* _Exercise prompt_: Search the records for "отца". Copy every line where it appears.

* _The records_:

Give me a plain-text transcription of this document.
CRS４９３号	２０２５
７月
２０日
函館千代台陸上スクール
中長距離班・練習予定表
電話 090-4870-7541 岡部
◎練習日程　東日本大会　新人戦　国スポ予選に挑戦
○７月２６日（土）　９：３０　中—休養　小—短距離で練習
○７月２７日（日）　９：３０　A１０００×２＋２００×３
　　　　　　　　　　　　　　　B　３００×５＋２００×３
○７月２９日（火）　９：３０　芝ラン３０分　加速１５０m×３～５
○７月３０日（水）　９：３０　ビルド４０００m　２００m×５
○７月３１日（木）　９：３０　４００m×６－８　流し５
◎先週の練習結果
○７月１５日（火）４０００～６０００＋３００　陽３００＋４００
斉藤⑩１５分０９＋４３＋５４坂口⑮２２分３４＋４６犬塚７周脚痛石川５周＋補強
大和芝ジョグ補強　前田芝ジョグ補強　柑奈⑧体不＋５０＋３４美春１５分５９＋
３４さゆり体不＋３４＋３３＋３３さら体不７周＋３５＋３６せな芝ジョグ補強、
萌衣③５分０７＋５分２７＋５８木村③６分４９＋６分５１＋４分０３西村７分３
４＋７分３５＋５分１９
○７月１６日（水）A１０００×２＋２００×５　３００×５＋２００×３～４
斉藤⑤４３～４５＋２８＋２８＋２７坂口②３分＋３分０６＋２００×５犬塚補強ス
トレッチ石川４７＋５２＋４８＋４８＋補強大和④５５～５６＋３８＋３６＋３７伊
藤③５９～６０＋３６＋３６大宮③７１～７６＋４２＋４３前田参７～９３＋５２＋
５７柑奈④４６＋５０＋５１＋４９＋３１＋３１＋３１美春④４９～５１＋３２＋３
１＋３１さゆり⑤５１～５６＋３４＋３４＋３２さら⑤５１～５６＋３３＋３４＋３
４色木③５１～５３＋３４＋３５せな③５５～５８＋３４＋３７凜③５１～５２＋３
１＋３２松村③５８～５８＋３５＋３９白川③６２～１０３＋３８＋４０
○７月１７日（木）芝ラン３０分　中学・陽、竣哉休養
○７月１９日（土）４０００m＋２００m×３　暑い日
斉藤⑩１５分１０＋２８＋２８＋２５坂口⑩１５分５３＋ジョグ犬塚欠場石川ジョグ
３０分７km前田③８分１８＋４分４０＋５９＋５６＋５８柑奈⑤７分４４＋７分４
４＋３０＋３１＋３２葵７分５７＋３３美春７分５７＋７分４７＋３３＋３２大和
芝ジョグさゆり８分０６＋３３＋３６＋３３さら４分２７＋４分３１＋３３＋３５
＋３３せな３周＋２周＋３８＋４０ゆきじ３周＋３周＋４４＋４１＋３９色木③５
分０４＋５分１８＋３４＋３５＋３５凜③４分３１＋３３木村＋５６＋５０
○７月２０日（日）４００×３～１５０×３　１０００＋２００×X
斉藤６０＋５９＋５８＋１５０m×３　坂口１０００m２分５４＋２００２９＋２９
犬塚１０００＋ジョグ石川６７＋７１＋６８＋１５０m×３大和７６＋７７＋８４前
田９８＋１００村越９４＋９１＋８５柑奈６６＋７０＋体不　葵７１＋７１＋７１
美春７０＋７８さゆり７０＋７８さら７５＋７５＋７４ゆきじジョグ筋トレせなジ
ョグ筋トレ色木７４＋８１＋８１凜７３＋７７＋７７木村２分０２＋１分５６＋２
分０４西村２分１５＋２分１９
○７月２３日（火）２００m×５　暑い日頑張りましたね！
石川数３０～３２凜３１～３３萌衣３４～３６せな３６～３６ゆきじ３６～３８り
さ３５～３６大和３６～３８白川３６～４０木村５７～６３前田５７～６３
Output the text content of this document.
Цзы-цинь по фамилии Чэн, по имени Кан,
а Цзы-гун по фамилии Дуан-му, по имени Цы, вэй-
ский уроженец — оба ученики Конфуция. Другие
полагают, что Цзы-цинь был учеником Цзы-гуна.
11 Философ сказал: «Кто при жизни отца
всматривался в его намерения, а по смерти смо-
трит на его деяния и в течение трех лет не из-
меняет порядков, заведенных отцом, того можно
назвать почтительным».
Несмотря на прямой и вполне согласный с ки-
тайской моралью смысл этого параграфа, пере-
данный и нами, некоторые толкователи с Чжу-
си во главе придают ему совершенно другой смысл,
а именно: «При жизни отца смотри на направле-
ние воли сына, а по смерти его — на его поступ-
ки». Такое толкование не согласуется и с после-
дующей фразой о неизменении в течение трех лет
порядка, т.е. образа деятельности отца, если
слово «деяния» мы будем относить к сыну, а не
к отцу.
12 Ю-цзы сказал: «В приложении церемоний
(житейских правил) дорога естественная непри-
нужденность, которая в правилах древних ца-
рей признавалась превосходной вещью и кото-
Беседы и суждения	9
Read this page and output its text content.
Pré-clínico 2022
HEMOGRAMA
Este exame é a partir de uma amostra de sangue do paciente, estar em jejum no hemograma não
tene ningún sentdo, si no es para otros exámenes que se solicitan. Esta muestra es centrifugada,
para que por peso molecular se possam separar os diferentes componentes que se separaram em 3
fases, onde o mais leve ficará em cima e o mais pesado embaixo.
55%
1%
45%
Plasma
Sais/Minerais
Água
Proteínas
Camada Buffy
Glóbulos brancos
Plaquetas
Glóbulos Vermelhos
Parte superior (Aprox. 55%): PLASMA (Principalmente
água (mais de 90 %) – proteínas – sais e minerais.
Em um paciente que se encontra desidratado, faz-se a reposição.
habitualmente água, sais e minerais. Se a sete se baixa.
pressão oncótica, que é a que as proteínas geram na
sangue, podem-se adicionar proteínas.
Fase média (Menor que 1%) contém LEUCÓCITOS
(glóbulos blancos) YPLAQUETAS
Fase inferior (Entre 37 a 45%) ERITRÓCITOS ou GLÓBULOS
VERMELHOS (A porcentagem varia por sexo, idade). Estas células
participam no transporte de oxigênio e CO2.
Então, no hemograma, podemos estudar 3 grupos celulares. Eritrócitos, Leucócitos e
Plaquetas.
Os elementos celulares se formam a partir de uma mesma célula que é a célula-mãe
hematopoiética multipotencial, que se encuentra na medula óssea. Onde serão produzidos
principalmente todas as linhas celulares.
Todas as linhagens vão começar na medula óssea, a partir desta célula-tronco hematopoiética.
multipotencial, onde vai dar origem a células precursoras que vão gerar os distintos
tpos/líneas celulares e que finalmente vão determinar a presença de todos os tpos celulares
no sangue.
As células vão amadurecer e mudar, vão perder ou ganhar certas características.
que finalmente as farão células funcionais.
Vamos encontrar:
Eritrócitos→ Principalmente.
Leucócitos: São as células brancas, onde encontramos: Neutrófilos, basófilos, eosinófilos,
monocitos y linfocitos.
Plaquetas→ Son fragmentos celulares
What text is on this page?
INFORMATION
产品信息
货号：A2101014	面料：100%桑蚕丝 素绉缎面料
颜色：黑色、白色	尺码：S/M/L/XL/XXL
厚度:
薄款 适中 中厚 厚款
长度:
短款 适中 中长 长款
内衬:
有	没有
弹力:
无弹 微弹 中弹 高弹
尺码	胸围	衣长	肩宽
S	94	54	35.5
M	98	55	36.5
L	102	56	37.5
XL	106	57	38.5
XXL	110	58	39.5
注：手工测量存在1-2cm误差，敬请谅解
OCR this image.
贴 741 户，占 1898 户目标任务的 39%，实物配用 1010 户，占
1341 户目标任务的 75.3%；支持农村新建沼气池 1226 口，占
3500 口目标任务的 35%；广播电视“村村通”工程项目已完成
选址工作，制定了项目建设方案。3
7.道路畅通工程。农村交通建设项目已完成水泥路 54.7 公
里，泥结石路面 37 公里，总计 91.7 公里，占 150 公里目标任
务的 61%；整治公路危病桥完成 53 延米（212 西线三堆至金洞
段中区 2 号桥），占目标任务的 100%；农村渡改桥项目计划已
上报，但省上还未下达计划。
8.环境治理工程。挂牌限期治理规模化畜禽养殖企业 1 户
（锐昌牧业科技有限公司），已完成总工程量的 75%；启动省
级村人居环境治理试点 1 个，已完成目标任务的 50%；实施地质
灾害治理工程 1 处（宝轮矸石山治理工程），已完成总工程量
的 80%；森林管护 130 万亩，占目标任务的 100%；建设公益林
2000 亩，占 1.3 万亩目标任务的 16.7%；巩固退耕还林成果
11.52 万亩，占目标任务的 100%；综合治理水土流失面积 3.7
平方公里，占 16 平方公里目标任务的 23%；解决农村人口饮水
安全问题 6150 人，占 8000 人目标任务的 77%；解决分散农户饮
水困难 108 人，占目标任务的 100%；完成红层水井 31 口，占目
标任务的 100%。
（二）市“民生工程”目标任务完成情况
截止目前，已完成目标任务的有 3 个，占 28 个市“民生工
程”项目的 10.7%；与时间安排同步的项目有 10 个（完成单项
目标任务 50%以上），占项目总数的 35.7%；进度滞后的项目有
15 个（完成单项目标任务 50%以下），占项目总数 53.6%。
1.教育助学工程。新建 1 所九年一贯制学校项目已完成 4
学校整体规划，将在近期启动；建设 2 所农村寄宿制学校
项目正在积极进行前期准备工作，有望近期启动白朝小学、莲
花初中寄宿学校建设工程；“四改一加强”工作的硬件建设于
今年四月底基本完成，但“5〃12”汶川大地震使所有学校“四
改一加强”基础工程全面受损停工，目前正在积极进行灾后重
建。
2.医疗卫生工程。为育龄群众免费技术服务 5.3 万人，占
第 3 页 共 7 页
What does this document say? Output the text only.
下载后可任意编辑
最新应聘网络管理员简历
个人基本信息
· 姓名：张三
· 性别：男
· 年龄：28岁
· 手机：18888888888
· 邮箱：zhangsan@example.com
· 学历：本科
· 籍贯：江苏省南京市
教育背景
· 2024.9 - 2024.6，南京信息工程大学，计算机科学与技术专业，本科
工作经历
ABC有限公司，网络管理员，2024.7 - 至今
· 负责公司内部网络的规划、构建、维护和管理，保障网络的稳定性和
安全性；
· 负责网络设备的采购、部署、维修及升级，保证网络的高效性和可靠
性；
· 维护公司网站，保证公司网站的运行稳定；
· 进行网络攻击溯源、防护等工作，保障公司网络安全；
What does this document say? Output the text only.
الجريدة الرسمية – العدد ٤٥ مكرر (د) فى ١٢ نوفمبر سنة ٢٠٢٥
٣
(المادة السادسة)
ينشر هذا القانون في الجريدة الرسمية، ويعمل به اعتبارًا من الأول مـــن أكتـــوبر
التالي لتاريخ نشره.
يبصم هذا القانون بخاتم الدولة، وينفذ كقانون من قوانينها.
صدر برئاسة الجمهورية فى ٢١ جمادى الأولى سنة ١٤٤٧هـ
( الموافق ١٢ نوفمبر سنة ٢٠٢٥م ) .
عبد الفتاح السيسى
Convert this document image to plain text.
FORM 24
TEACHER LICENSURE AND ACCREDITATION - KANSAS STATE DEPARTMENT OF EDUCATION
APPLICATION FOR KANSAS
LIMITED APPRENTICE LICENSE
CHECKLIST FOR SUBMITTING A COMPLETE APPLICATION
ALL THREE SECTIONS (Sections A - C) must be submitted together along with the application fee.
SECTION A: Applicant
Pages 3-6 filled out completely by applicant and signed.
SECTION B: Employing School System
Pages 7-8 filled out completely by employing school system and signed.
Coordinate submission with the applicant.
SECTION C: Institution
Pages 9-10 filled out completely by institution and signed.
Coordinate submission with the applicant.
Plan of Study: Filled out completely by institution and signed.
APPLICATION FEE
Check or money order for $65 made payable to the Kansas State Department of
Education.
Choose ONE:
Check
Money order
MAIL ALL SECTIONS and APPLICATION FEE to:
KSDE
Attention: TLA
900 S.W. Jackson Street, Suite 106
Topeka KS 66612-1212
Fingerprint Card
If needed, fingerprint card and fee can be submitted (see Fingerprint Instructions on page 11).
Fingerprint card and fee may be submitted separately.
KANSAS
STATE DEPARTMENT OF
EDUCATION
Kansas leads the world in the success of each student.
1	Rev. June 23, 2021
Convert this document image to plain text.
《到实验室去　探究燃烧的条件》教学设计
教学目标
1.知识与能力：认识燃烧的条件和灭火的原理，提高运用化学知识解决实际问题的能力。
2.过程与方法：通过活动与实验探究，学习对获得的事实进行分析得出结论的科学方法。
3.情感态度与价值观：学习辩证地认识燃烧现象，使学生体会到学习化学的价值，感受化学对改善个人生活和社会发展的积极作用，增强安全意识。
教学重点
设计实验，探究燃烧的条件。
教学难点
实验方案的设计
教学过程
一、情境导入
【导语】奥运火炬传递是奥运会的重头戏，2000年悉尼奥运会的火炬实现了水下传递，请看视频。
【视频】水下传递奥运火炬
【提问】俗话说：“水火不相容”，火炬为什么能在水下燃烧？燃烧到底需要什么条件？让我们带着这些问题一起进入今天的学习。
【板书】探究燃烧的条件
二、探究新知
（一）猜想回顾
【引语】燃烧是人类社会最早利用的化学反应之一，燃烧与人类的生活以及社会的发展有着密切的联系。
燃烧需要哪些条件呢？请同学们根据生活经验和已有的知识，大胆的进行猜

* _Exercise response_:
11 Философ сказал: «Кто при жизни отца
а именно: «При жизни отца смотри на направле-
порядка, т.е. образа деятельности отца, если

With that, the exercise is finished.